Task objective: Which lines hold the word "MAKE"? Show each of them.

Data in this exercise:
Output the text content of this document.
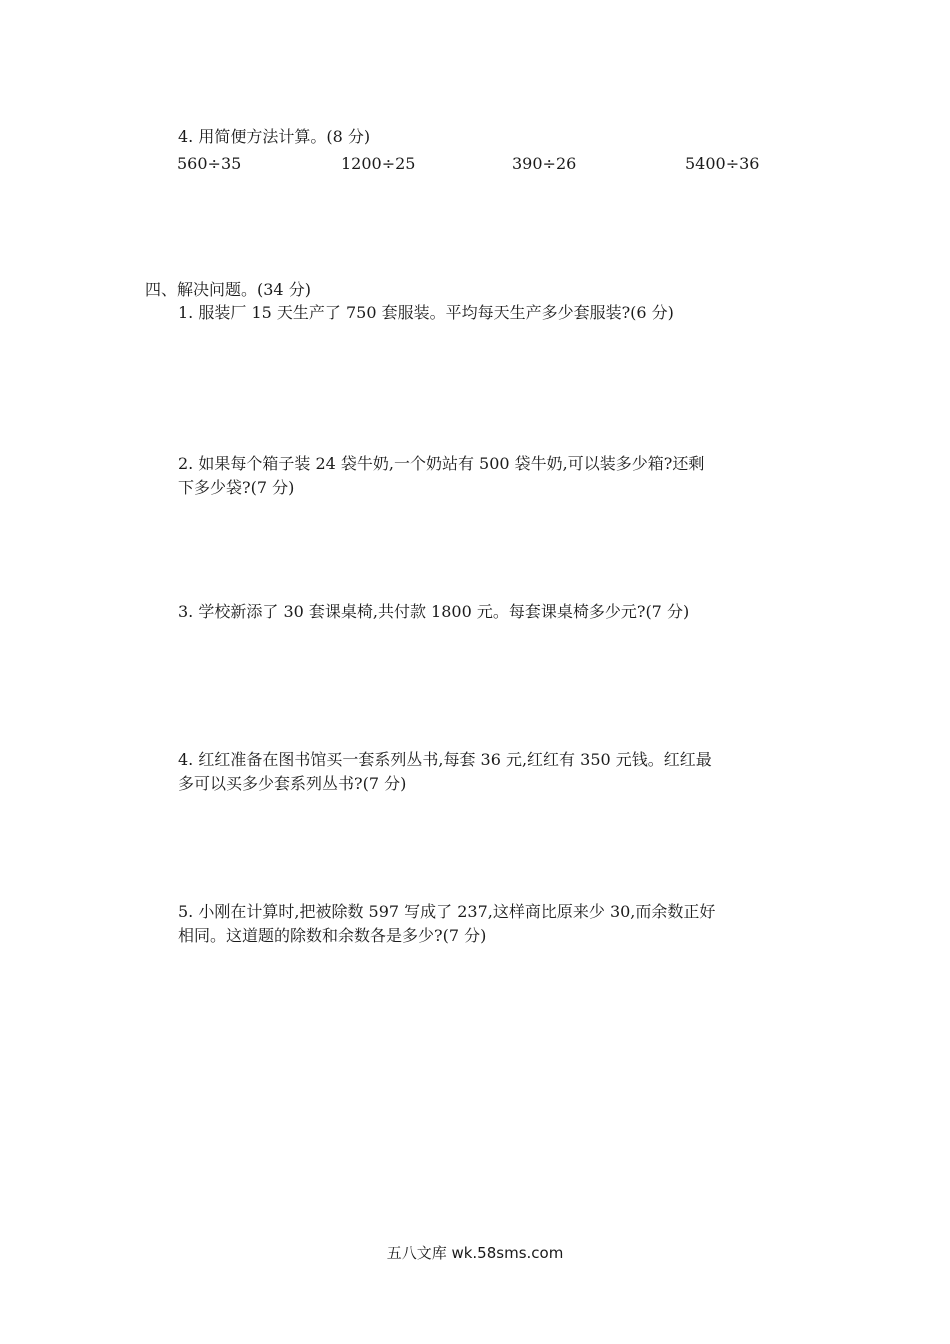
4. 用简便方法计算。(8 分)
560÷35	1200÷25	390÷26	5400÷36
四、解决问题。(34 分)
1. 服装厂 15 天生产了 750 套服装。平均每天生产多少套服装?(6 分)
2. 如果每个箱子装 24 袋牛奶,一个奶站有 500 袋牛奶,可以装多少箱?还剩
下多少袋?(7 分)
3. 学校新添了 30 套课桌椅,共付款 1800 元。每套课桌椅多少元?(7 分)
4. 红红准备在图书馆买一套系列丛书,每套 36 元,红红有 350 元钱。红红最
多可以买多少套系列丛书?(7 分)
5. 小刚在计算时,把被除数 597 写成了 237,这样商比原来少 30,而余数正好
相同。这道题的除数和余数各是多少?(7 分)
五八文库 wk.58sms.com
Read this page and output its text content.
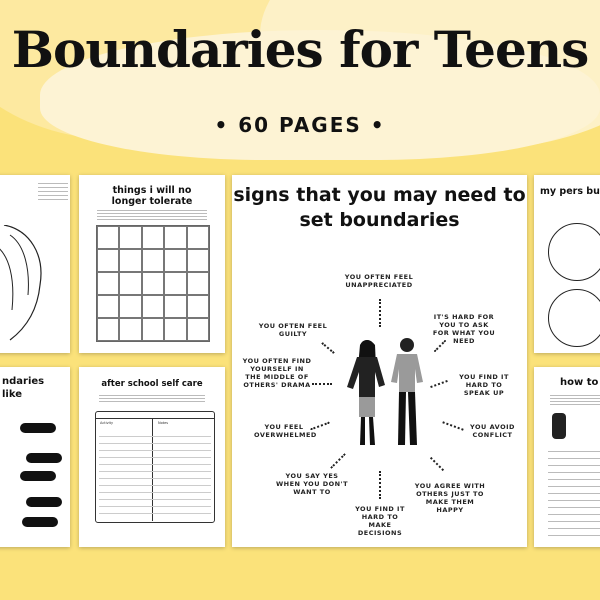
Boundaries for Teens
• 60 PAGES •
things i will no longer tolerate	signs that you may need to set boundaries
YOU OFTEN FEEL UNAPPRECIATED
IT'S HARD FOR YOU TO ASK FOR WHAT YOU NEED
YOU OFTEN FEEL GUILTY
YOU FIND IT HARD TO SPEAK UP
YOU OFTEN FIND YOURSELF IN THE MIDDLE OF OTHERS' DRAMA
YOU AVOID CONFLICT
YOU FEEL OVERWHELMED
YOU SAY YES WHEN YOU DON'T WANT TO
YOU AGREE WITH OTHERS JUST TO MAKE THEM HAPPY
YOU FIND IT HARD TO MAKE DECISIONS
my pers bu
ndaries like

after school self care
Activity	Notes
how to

Exercise result:
YOU AGREE WITH OTHERS JUST TO MAKE THEM HAPPY
YOU FIND IT HARD TO MAKE DECISIONS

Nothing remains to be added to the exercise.